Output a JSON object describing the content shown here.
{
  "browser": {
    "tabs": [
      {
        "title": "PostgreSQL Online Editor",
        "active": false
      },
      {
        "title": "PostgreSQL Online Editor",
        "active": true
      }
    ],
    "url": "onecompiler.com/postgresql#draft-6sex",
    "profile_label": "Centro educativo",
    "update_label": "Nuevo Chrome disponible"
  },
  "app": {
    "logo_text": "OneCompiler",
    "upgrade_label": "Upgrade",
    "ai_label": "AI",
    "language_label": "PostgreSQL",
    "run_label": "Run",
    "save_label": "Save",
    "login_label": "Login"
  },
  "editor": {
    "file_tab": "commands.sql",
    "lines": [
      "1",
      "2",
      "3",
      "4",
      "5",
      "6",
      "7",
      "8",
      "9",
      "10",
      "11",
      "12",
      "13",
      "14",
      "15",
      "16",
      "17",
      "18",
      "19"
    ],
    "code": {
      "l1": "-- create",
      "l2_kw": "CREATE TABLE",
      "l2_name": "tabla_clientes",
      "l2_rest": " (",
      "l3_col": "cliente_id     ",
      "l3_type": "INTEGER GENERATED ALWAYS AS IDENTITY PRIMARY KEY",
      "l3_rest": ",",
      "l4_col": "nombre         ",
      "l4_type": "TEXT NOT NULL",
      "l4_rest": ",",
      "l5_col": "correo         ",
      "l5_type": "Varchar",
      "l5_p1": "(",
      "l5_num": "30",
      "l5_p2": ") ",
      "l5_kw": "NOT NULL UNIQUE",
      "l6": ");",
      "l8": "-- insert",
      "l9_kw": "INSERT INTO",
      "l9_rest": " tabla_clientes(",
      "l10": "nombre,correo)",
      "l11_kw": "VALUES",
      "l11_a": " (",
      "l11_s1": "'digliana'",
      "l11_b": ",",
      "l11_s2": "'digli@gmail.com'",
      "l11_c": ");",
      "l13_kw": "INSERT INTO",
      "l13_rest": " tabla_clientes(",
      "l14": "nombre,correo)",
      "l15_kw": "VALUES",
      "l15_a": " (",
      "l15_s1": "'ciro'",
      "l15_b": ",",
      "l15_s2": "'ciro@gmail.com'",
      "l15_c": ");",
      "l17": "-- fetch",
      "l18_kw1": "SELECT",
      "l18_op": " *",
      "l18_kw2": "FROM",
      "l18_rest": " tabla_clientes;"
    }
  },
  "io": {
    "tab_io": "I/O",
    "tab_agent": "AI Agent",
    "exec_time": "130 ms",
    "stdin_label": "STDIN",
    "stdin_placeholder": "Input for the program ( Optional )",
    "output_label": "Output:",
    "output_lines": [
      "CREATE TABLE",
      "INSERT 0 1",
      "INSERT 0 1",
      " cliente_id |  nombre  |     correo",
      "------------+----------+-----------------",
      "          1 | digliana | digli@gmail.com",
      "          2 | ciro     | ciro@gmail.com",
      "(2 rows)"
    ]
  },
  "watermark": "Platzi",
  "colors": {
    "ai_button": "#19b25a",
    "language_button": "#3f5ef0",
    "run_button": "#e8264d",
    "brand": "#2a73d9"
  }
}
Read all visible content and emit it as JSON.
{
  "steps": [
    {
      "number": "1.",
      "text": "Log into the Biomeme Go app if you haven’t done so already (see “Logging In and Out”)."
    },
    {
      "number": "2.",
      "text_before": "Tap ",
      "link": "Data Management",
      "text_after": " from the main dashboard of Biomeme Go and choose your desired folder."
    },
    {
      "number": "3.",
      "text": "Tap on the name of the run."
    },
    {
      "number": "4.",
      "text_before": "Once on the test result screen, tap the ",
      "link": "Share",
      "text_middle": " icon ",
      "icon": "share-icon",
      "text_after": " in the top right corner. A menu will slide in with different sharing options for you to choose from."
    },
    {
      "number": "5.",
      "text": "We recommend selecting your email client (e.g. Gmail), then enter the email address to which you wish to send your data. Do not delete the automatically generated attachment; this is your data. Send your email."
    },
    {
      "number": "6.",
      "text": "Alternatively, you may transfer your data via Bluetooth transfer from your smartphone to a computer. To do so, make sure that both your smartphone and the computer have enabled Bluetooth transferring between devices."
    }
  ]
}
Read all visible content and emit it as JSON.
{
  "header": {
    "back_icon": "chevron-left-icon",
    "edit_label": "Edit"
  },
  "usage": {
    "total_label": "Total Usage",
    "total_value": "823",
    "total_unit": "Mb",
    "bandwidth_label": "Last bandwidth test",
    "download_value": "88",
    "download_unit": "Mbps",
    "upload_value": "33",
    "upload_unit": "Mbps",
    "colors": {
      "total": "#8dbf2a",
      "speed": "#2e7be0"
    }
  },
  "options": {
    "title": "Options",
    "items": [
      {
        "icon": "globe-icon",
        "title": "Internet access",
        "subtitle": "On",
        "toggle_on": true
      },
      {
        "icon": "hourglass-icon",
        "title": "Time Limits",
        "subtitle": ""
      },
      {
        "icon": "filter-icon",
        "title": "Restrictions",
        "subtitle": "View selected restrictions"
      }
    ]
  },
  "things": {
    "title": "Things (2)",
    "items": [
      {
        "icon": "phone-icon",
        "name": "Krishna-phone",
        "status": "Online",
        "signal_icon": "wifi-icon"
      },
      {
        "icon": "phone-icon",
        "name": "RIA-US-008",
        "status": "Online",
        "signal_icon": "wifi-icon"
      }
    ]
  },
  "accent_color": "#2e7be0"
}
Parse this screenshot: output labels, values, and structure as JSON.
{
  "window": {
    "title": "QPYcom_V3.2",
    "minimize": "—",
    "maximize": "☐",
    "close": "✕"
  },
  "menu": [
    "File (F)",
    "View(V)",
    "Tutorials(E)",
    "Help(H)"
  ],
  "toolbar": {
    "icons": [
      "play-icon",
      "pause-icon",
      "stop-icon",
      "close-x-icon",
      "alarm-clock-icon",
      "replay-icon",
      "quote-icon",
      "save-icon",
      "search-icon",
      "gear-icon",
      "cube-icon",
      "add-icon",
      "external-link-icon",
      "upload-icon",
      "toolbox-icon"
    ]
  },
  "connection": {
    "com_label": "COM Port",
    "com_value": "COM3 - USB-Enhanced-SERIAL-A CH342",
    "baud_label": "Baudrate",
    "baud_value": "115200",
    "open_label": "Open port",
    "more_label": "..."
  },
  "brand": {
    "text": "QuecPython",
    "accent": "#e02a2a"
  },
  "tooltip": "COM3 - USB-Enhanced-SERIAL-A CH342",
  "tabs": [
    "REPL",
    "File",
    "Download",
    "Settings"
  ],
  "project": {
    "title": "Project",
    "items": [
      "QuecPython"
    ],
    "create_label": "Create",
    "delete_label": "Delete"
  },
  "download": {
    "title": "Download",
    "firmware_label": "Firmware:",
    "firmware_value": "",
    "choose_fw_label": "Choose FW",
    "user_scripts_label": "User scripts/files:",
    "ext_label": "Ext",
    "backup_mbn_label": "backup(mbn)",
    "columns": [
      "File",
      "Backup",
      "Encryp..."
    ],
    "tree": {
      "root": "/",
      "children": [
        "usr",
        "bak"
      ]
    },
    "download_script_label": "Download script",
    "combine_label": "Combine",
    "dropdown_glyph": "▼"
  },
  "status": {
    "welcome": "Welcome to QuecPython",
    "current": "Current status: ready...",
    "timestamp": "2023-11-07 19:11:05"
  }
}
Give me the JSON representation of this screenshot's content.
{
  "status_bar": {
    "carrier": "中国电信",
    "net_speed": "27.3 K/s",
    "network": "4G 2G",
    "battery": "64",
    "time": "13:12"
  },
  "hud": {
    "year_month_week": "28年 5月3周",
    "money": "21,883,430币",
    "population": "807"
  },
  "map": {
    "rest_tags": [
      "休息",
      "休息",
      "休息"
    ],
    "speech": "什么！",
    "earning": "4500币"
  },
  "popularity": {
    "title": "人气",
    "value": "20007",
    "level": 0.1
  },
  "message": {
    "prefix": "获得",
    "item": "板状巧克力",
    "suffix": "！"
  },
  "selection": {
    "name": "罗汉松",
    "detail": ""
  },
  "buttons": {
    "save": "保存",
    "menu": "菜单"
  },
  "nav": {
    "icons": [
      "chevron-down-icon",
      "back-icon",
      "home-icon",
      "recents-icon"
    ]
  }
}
● ● ●
▶ _DESCRIPTION OF THE TASK_: Collect the complete line wherever the string "content" appears in the records.

▶ _FINISHED ANSWER_:
Output a JSON object describing the content shown here.
Read all visible content and emit it as JSON.
Read all visible content and emit it as JSON.
Give me the JSON representation of this screenshot's content.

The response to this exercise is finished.